Problem requirements:
Reproduce the data line for line, starting at the line containing "spec-row-aktualni-verze-firmwaru: [0, 1544, 720, 1605]" and ending after the line containing "spec-value: 10 let: [313, 1891, 360, 1910]".

Listed records:
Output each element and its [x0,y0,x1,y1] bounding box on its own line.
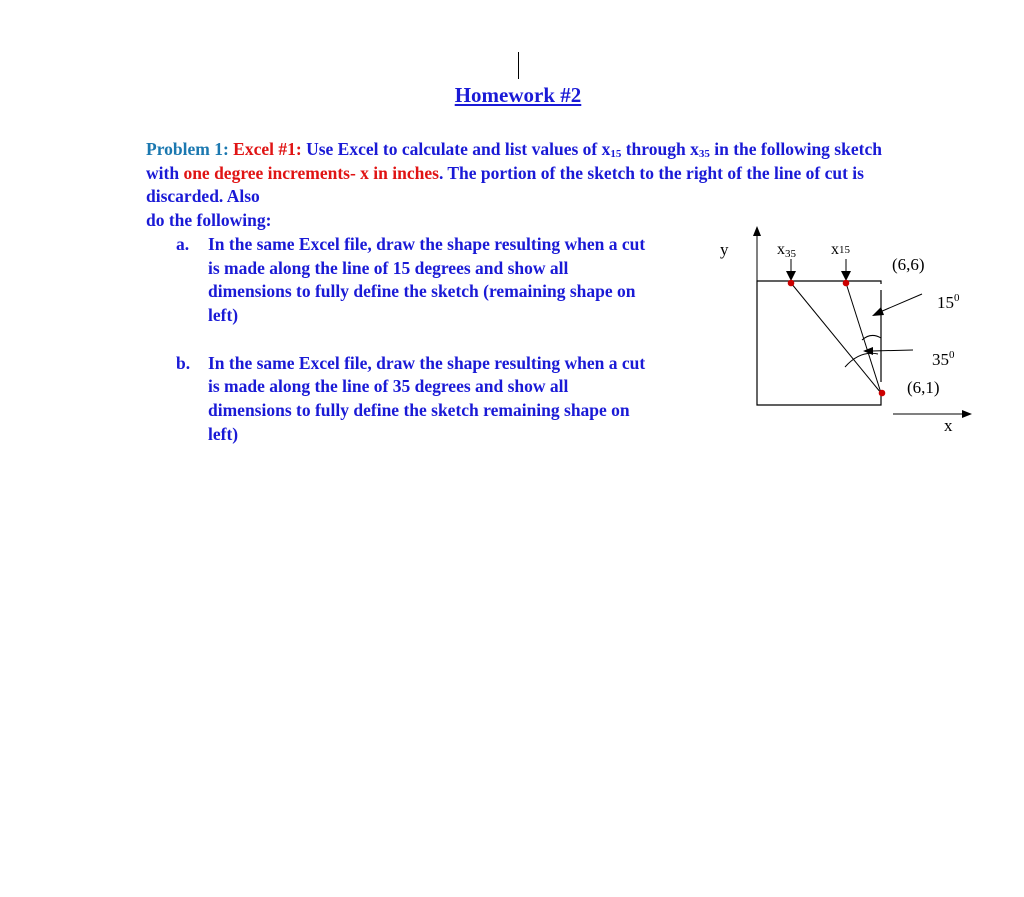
task-marker-a: a. [176,234,190,254]
intro-text-2: through x [621,139,699,159]
leader-15 [880,294,922,312]
task-text-a: In the same Excel file, draw the shape resulting when a cut is made along the line of 15 degrees and show all dimensions to fully define the sketch (remaining shape on left) [208,234,646,326]
x15-base: x [831,241,839,258]
angle-15-value: 15 [937,293,954,312]
x-axis-label: x [944,416,953,435]
excel-label: Excel #1: [228,139,302,159]
task-text-b: In the same Excel file, draw the shape resulting when a cut is made along the line of 35 degrees and show all dimensions to fully define the sketch remaining shape on left) [208,352,646,444]
point-pivot [879,390,886,397]
increments-highlight: one degree increments- x in inches [183,162,439,183]
x15-arrowhead [841,271,851,281]
angle-arc-15 [862,335,881,340]
x35-label [777,241,797,260]
point-label-6-1: (6,1) [907,378,940,397]
task-list [176,233,656,446]
leader-35 [872,350,913,351]
intro-text-4: . The portion of the sketch to the right of the line of cut is discarded. Also [146,162,864,207]
x15-label [831,241,851,258]
intro-text-5: do the following: [146,210,272,231]
x35-arrowhead [786,271,796,281]
problem-statement [146,138,886,233]
subscript-35: 35 [698,148,710,160]
x-axis-arrowhead [962,410,972,418]
angle-35-degree: 0 [949,349,955,361]
cut-line-35 [791,283,881,393]
x35-base: x [777,241,785,258]
point-x15 [843,280,850,287]
x35-subscript: 35 [785,248,796,260]
problem-label: Problem 1: [146,139,229,159]
text-cursor [518,52,519,79]
task-marker-b: b. [176,352,191,373]
intro-text-1: Use Excel to calculate and list values of x [301,139,611,159]
intro-text-3: in the following sketch with [146,139,882,183]
leader-15-arrowhead [872,307,884,316]
cut-line-15 [846,283,881,393]
point-x35 [788,280,795,287]
task-item-b [176,352,656,447]
plate-outline [757,281,881,405]
angle-label-35 [932,349,955,369]
page-title: Homework #2 [454,83,582,107]
task-item-a [176,233,656,328]
subscript-15: 15 [610,148,622,160]
angle-35-value: 35 [932,350,949,369]
cut-sketch-diagram [700,222,980,442]
angle-15-degree: 0 [954,292,960,304]
point-label-6-6: (6,6) [892,255,925,274]
y-axis-arrowhead [753,226,761,236]
angle-label-15 [937,292,960,312]
x15-subscript: 15 [839,244,850,256]
y-axis-label: y [720,240,729,259]
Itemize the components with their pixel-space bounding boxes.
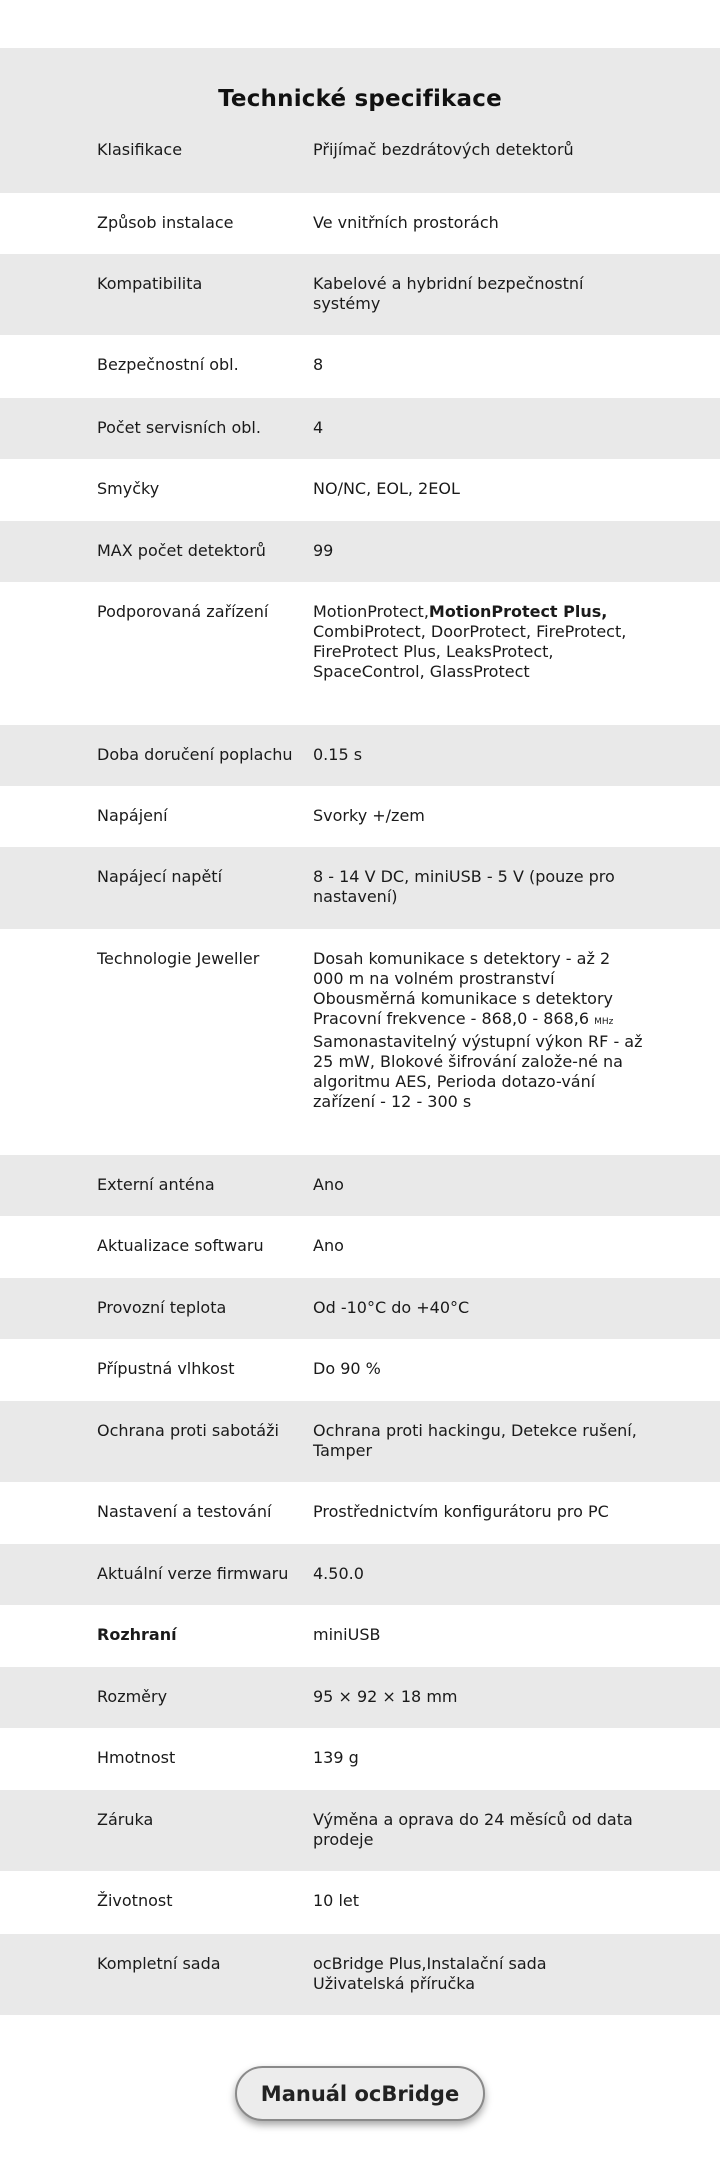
spec-row-aktualni-verze-firmwaru: [0, 1544, 720, 1605]
spec-label: Provozní teplota: [97, 1298, 227, 1317]
spec-sheet: [0, 48, 720, 2015]
spec-value: miniUSB: [313, 1625, 381, 1644]
spec-label: Napájení: [97, 806, 168, 825]
spec-label: Nastavení a testování: [97, 1502, 272, 1521]
spec-value: 10 let: [313, 1891, 360, 1910]
spec-row-provozni-teplota: [0, 1278, 720, 1339]
spec-value: Ochrana proti hackingu, Detekce rušení, Tamper: [313, 1421, 637, 1460]
manual-download-button[interactable]: Manuál ocBridge: [235, 2066, 485, 2121]
spec-label: MAX počet detektorů: [97, 541, 266, 560]
spec-value-part: Dosah komunikace s detektory - až 2 000 m na volném prostranství Obousměrná komunikace s detektory Pracovní frekvence - 868,0 - 868,6: [313, 949, 613, 1028]
spec-label: Kompletní sada: [97, 1954, 221, 1973]
spec-row-pripustna-vlhkost: [0, 1339, 720, 1401]
spec-value: Výměna a oprava do 24 měsíců od data prodeje: [313, 1810, 633, 1849]
manual-button-wrap: [0, 2066, 720, 2121]
spec-label: Životnost: [97, 1891, 173, 1910]
spec-row-max-pocet-detektoru: [0, 521, 720, 582]
spec-row-klasifikace: [0, 136, 720, 193]
spec-label: Podporovaná zařízení: [97, 602, 269, 621]
spec-value: Prostřednictvím konfigurátoru pro PC: [313, 1502, 609, 1521]
spec-value: 0.15 s: [313, 745, 363, 764]
spec-label: Záruka: [97, 1810, 154, 1829]
spec-value-part: CombiProtect, DoorProtect, FireProtect, FireProtect Plus, LeaksProtect, SpaceControl, GlassProtect: [313, 622, 627, 681]
spec-value: Svorky +/zem: [313, 806, 425, 825]
spec-row-externi-antena: [0, 1155, 720, 1216]
spec-row-zaruka: [0, 1790, 720, 1871]
spec-value: [313, 602, 643, 682]
spec-row-bezpecnostni-obl: [0, 335, 720, 398]
spec-value-highlight: MotionProtect Plus,: [428, 602, 608, 621]
spec-row-kompletni-sada: [0, 1934, 720, 2015]
spec-row-smycky: [0, 459, 720, 521]
spec-row-ochrana-proti-sabotazi: [0, 1401, 720, 1482]
spec-label: Ochrana proti sabotáži: [97, 1421, 279, 1440]
title-block: [0, 48, 720, 136]
spec-label: Smyčky: [97, 479, 160, 498]
spec-label: Rozhraní: [97, 1625, 177, 1644]
spec-label: Kompatibilita: [97, 274, 203, 293]
spec-row-kompatibilita: [0, 254, 720, 335]
spec-value: Ve vnitřních prostorách: [313, 213, 499, 232]
spec-value: Přijímač bezdrátových detektorů: [313, 140, 574, 159]
spec-row-technologie-jeweller: [0, 929, 720, 1155]
spec-label: Přípustná vlhkost: [97, 1359, 235, 1378]
spec-value-part: MotionProtect,: [313, 602, 429, 621]
spec-label: Aktuální verze firmwaru: [97, 1564, 289, 1583]
spec-row-nastaveni-a-testovani: [0, 1482, 720, 1544]
spec-row-pocet-servisnich-obl: [0, 398, 720, 459]
spec-row-zivotnost: [0, 1871, 720, 1934]
spec-label: Napájecí napětí: [97, 867, 223, 886]
spec-row-napajeci-napeti: [0, 847, 720, 929]
spec-value: Kabelové a hybridní bezpečnostní systémy: [313, 274, 584, 313]
page-title: Technické specifikace: [218, 86, 502, 112]
spec-label: Počet servisních obl.: [97, 418, 261, 437]
spec-label: Technologie Jeweller: [97, 949, 260, 968]
spec-row-zpusob-instalace: [0, 193, 720, 254]
spec-value-line: ocBridge Plus,Instalační sada: [313, 1954, 547, 1973]
spec-label: Klasifikace: [97, 140, 183, 159]
spec-label: Hmotnost: [97, 1748, 176, 1767]
spec-value-line: Uživatelská příručka: [313, 1974, 476, 1993]
spec-value: 99: [313, 541, 334, 560]
spec-value: Ano: [313, 1236, 344, 1255]
spec-value: 8: [313, 355, 324, 374]
spec-value: 139 g: [313, 1748, 359, 1767]
spec-value: [313, 949, 643, 1112]
spec-row-doba-doruceni-poplachu: [0, 725, 720, 786]
spec-row-aktualizace-softwaru: [0, 1216, 720, 1278]
spec-value: Do 90 %: [313, 1359, 381, 1378]
spec-row-hmotnost: [0, 1728, 720, 1790]
spec-label: Doba doručení poplachu: [97, 745, 293, 764]
spec-value-part: Samonastavitelný výstupní výkon RF - až 25 mW, Blokové šifrování založe-né na algoritmu AES, Perioda dotazo-vání zařízení - 12 - 300 s: [313, 1032, 643, 1111]
spec-value: Od -10°C do +40°C: [313, 1298, 470, 1317]
spec-label: Způsob instalace: [97, 213, 234, 232]
spec-value: 4: [313, 418, 324, 437]
spec-row-napajeni: [0, 786, 720, 847]
spec-row-rozmery: [0, 1667, 720, 1728]
spec-value: 8 - 14 V DC, miniUSB - 5 V (pouze pro nastavení): [313, 867, 615, 906]
spec-value: NO/NC, EOL, 2EOL: [313, 479, 460, 498]
spec-label: Aktualizace softwaru: [97, 1236, 264, 1255]
spec-value: 4.50.0: [313, 1564, 364, 1583]
spec-value: Ano: [313, 1175, 344, 1194]
spec-label: Bezpečnostní obl.: [97, 355, 239, 374]
spec-value: 95 × 92 × 18 mm: [313, 1687, 458, 1706]
spec-row-rozhrani: [0, 1605, 720, 1667]
spec-value-unit: MHz: [594, 1017, 614, 1027]
spec-label: Externí anténa: [97, 1175, 215, 1194]
spec-value: [313, 1954, 643, 1994]
spec-row-podporovana-zarizeni: [0, 582, 720, 725]
spec-label: Rozměry: [97, 1687, 168, 1706]
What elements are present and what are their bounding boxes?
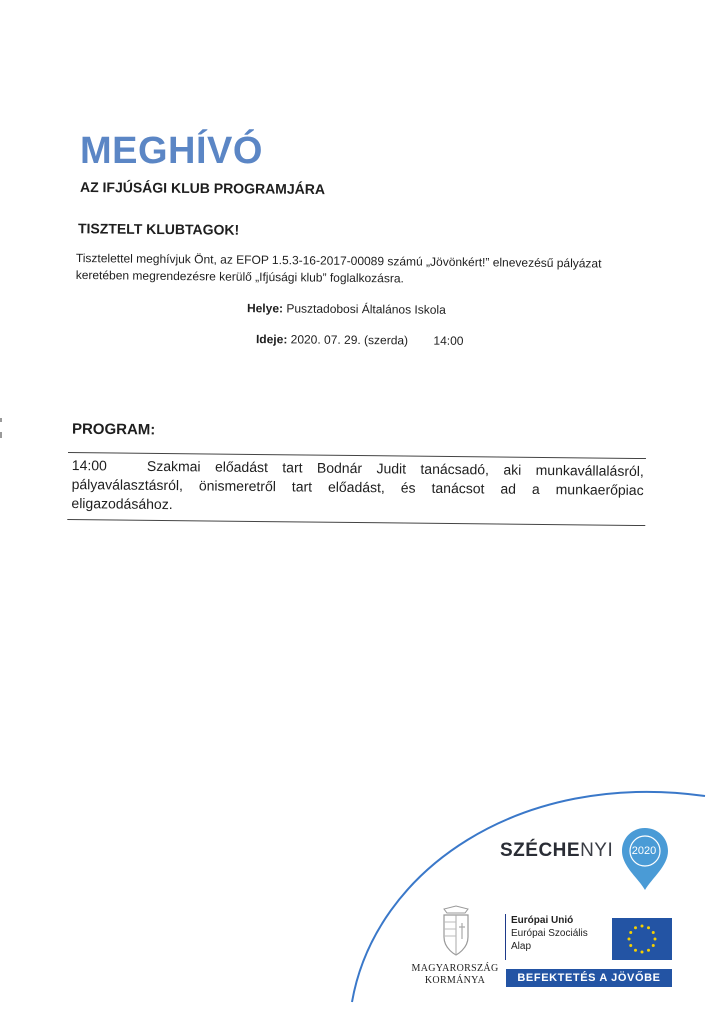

Written solution:
spec-row-aktualni-verze-firmwaru: [0, 1544, 720, 1605]
spec-label: Provozní teplota: [97, 1298, 227, 1317]
spec-sheet: [0, 48, 720, 2015]
spec-value: miniUSB: [313, 1625, 381, 1644]
spec-label: Napájení: [97, 806, 168, 825]
spec-label: Nastavení a testování: [97, 1502, 272, 1521]
spec-value: 10 let: [313, 1891, 360, 1910]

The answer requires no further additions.